■ **Request**
Copy out the data exactly, leaving the pictures behind.

■ **Material for this task**
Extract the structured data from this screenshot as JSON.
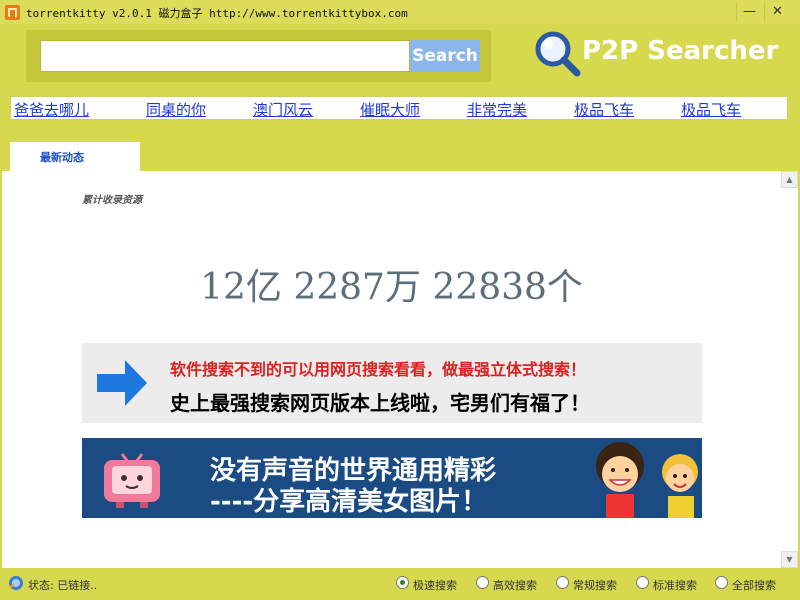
{
  "window": {
    "title": "torrentkitty v2.0.1 磁力盒子 http://www.torrentkittybox.com",
    "minimize": "—",
    "close": "✕"
  },
  "search": {
    "value": "",
    "placeholder": "",
    "button_label": "Search"
  },
  "logo": {
    "text": "P2P Searcher",
    "icon": "magnifier-icon"
  },
  "hot_keywords": [
    "爸爸去哪儿",
    "同桌的你",
    "澳门风云",
    "催眠大师",
    "非常完美",
    "极品飞车",
    "极品飞车"
  ],
  "tabs": [
    {
      "label": "最新动态",
      "active": true
    }
  ],
  "content": {
    "section_label": "累计收录资源",
    "count": "12亿 2287万 22838个"
  },
  "banner1": {
    "line1": "软件搜索不到的可以用网页搜索看看，做最强立体式搜索！",
    "line2": "史上最强搜索网页版本上线啦，宅男们有福了！",
    "icon": "arrow-right-icon"
  },
  "banner2": {
    "line1": "没有声音的世界通用精彩",
    "line2": "----分享高清美女图片！",
    "icon": "tv-mascot-icon"
  },
  "status": {
    "text": "状态: 已链接.."
  },
  "search_modes": [
    {
      "label": "极速搜索",
      "checked": true
    },
    {
      "label": "高效搜索",
      "checked": false
    },
    {
      "label": "常规搜索",
      "checked": false
    },
    {
      "label": "标准搜索",
      "checked": false
    },
    {
      "label": "全部搜索",
      "checked": false
    }
  ],
  "colors": {
    "chrome": "#d6d94e",
    "search_button": "#8ab6ec",
    "link": "#2038d8",
    "banner_red": "#e02020",
    "banner2_bg": "#1a4b82"
  }
}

■ **Answer to this exercise**
Extract the structured data from this screenshot as JSON.
{
  "window": {
    "title": "torrentkitty v2.0.1 磁力盒子 http://www.torrentkittybox.com",
    "minimize": "—",
    "close": "✕"
  },
  "search": {
    "value": "",
    "placeholder": "",
    "button_label": "Search"
  },
  "logo": {
    "text": "P2P Searcher",
    "icon": "magnifier-icon"
  },
  "hot_keywords": [
    "爸爸去哪儿",
    "同桌的你",
    "澳门风云",
    "催眠大师",
    "非常完美",
    "极品飞车",
    "极品飞车"
  ],
  "tabs": [
    {
      "label": "最新动态",
      "active": true
    }
  ],
  "content": {
    "section_label": "累计收录资源",
    "count": "12亿 2287万 22838个"
  },
  "banner1": {
    "line1": "软件搜索不到的可以用网页搜索看看，做最强立体式搜索！",
    "line2": "史上最强搜索网页版本上线啦，宅男们有福了！",
    "icon": "arrow-right-icon"
  },
  "banner2": {
    "line1": "没有声音的世界通用精彩",
    "line2": "----分享高清美女图片！",
    "icon": "tv-mascot-icon"
  },
  "status": {
    "text": "状态: 已链接.."
  },
  "search_modes": [
    {
      "label": "极速搜索",
      "checked": true
    },
    {
      "label": "高效搜索",
      "checked": false
    },
    {
      "label": "常规搜索",
      "checked": false
    },
    {
      "label": "标准搜索",
      "checked": false
    },
    {
      "label": "全部搜索",
      "checked": false
    }
  ],
  "colors": {
    "chrome": "#d6d94e",
    "search_button": "#8ab6ec",
    "link": "#2038d8",
    "banner_red": "#e02020",
    "banner2_bg": "#1a4b82"
  }
}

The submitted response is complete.